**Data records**

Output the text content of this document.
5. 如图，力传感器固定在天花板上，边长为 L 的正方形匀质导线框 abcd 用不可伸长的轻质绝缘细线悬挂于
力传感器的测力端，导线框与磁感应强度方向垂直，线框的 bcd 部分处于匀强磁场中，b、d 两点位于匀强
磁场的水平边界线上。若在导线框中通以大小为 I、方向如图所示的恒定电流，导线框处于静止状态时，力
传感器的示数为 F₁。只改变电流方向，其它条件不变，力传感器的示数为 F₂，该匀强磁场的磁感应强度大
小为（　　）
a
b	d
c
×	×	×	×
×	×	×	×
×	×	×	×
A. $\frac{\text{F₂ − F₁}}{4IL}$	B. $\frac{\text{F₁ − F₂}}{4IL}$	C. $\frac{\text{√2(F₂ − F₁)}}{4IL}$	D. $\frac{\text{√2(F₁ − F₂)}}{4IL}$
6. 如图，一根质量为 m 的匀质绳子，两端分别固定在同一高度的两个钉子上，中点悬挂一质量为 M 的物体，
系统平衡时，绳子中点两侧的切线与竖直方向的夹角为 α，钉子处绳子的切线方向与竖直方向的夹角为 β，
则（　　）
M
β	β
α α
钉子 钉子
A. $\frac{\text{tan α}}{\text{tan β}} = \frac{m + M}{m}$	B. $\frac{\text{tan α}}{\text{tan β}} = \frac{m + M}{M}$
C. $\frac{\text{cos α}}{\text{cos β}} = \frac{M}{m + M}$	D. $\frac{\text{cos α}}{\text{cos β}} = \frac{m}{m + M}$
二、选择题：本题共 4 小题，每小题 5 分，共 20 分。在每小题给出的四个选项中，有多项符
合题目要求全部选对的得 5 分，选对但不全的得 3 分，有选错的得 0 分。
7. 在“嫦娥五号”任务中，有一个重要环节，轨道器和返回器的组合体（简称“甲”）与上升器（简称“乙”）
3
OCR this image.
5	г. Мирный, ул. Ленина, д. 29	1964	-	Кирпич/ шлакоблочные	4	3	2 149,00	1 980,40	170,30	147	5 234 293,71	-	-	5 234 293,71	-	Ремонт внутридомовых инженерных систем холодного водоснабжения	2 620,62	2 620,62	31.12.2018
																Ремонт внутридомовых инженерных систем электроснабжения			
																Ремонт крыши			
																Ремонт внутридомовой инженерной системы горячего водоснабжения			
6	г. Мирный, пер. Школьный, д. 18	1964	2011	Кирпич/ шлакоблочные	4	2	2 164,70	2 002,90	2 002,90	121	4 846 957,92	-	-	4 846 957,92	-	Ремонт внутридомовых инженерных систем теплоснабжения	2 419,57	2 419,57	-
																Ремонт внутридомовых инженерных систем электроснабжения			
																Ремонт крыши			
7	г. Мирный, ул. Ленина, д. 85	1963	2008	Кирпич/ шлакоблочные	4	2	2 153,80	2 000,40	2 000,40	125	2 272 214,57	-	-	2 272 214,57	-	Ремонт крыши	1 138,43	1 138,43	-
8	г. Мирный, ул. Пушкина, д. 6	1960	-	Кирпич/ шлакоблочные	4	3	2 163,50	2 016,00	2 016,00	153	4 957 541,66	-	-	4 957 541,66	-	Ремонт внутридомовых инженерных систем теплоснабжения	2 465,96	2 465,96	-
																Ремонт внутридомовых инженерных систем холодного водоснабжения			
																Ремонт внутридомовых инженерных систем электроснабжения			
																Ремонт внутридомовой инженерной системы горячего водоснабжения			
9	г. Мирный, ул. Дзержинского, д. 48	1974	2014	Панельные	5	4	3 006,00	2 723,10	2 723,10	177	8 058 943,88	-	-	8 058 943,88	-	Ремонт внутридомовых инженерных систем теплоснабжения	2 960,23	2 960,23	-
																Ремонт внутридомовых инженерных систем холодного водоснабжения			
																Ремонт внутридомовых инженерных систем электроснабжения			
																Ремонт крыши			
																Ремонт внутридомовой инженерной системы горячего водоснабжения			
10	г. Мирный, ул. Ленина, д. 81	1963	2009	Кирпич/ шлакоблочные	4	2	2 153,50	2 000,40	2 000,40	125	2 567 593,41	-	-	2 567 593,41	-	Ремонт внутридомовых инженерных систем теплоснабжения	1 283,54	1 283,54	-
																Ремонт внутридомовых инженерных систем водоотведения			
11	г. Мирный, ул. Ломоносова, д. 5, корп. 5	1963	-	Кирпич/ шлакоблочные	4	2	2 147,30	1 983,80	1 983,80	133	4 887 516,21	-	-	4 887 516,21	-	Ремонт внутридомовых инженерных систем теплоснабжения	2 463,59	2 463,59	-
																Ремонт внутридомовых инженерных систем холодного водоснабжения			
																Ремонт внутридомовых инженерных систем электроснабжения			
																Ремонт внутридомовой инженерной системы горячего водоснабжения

**Given problem**
Print out the whole listing exactly as it appears.

**Complete output**
Output the text content of this document.
5. 如图，力传感器固定在天花板上，边长为 L 的正方形匀质导线框 abcd 用不可伸长的轻质绝缘细线悬挂于
力传感器的测力端，导线框与磁感应强度方向垂直，线框的 bcd 部分处于匀强磁场中，b、d 两点位于匀强
磁场的水平边界线上。若在导线框中通以大小为 I、方向如图所示的恒定电流，导线框处于静止状态时，力
传感器的示数为 F₁。只改变电流方向，其它条件不变，力传感器的示数为 F₂，该匀强磁场的磁感应强度大
小为（　　）
a
b	d
c
×	×	×	×
×	×	×	×
×	×	×	×
A. $\frac{\text{F₂ − F₁}}{4IL}$	B. $\frac{\text{F₁ − F₂}}{4IL}$	C. $\frac{\text{√2(F₂ − F₁)}}{4IL}$	D. $\frac{\text{√2(F₁ − F₂)}}{4IL}$
6. 如图，一根质量为 m 的匀质绳子，两端分别固定在同一高度的两个钉子上，中点悬挂一质量为 M 的物体，
系统平衡时，绳子中点两侧的切线与竖直方向的夹角为 α，钉子处绳子的切线方向与竖直方向的夹角为 β，
则（　　）
M
β	β
α α
钉子 钉子
A. $\frac{\text{tan α}}{\text{tan β}} = \frac{m + M}{m}$	B. $\frac{\text{tan α}}{\text{tan β}} = \frac{m + M}{M}$
C. $\frac{\text{cos α}}{\text{cos β}} = \frac{M}{m + M}$	D. $\frac{\text{cos α}}{\text{cos β}} = \frac{m}{m + M}$
二、选择题：本题共 4 小题，每小题 5 分，共 20 分。在每小题给出的四个选项中，有多项符
合题目要求全部选对的得 5 分，选对但不全的得 3 分，有选错的得 0 分。
7. 在“嫦娥五号”任务中，有一个重要环节，轨道器和返回器的组合体（简称“甲”）与上升器（简称“乙”）
3
OCR this image.
5	г. Мирный, ул. Ленина, д. 29	1964	-	Кирпич/ шлакоблочные	4	3	2 149,00	1 980,40	170,30	147	5 234 293,71	-	-	5 234 293,71	-	Ремонт внутридомовых инженерных систем холодного водоснабжения	2 620,62	2 620,62	31.12.2018
																Ремонт внутридомовых инженерных систем электроснабжения			
																Ремонт крыши			
																Ремонт внутридомовой инженерной системы горячего водоснабжения			
6	г. Мирный, пер. Школьный, д. 18	1964	2011	Кирпич/ шлакоблочные	4	2	2 164,70	2 002,90	2 002,90	121	4 846 957,92	-	-	4 846 957,92	-	Ремонт внутридомовых инженерных систем теплоснабжения	2 419,57	2 419,57	-
																Ремонт внутридомовых инженерных систем электроснабжения			
																Ремонт крыши			
7	г. Мирный, ул. Ленина, д. 85	1963	2008	Кирпич/ шлакоблочные	4	2	2 153,80	2 000,40	2 000,40	125	2 272 214,57	-	-	2 272 214,57	-	Ремонт крыши	1 138,43	1 138,43	-
8	г. Мирный, ул. Пушкина, д. 6	1960	-	Кирпич/ шлакоблочные	4	3	2 163,50	2 016,00	2 016,00	153	4 957 541,66	-	-	4 957 541,66	-	Ремонт внутридомовых инженерных систем теплоснабжения	2 465,96	2 465,96	-
																Ремонт внутридомовых инженерных систем холодного водоснабжения			
																Ремонт внутридомовых инженерных систем электроснабжения			
																Ремонт внутридомовой инженерной системы горячего водоснабжения			
9	г. Мирный, ул. Дзержинского, д. 48	1974	2014	Панельные	5	4	3 006,00	2 723,10	2 723,10	177	8 058 943,88	-	-	8 058 943,88	-	Ремонт внутридомовых инженерных систем теплоснабжения	2 960,23	2 960,23	-
																Ремонт внутридомовых инженерных систем холодного водоснабжения			
																Ремонт внутридомовых инженерных систем электроснабжения			
																Ремонт крыши			
																Ремонт внутридомовой инженерной системы горячего водоснабжения			
10	г. Мирный, ул. Ленина, д. 81	1963	2009	Кирпич/ шлакоблочные	4	2	2 153,50	2 000,40	2 000,40	125	2 567 593,41	-	-	2 567 593,41	-	Ремонт внутридомовых инженерных систем теплоснабжения	1 283,54	1 283,54	-
																Ремонт внутридомовых инженерных систем водоотведения			
11	г. Мирный, ул. Ломоносова, д. 5, корп. 5	1963	-	Кирпич/ шлакоблочные	4	2	2 147,30	1 983,80	1 983,80	133	4 887 516,21	-	-	4 887 516,21	-	Ремонт внутридомовых инженерных систем теплоснабжения	2 463,59	2 463,59	-
																Ремонт внутридомовых инженерных систем холодного водоснабжения			
																Ремонт внутридомовых инженерных систем электроснабжения			
																Ремонт внутридомовой инженерной системы горячего водоснабжения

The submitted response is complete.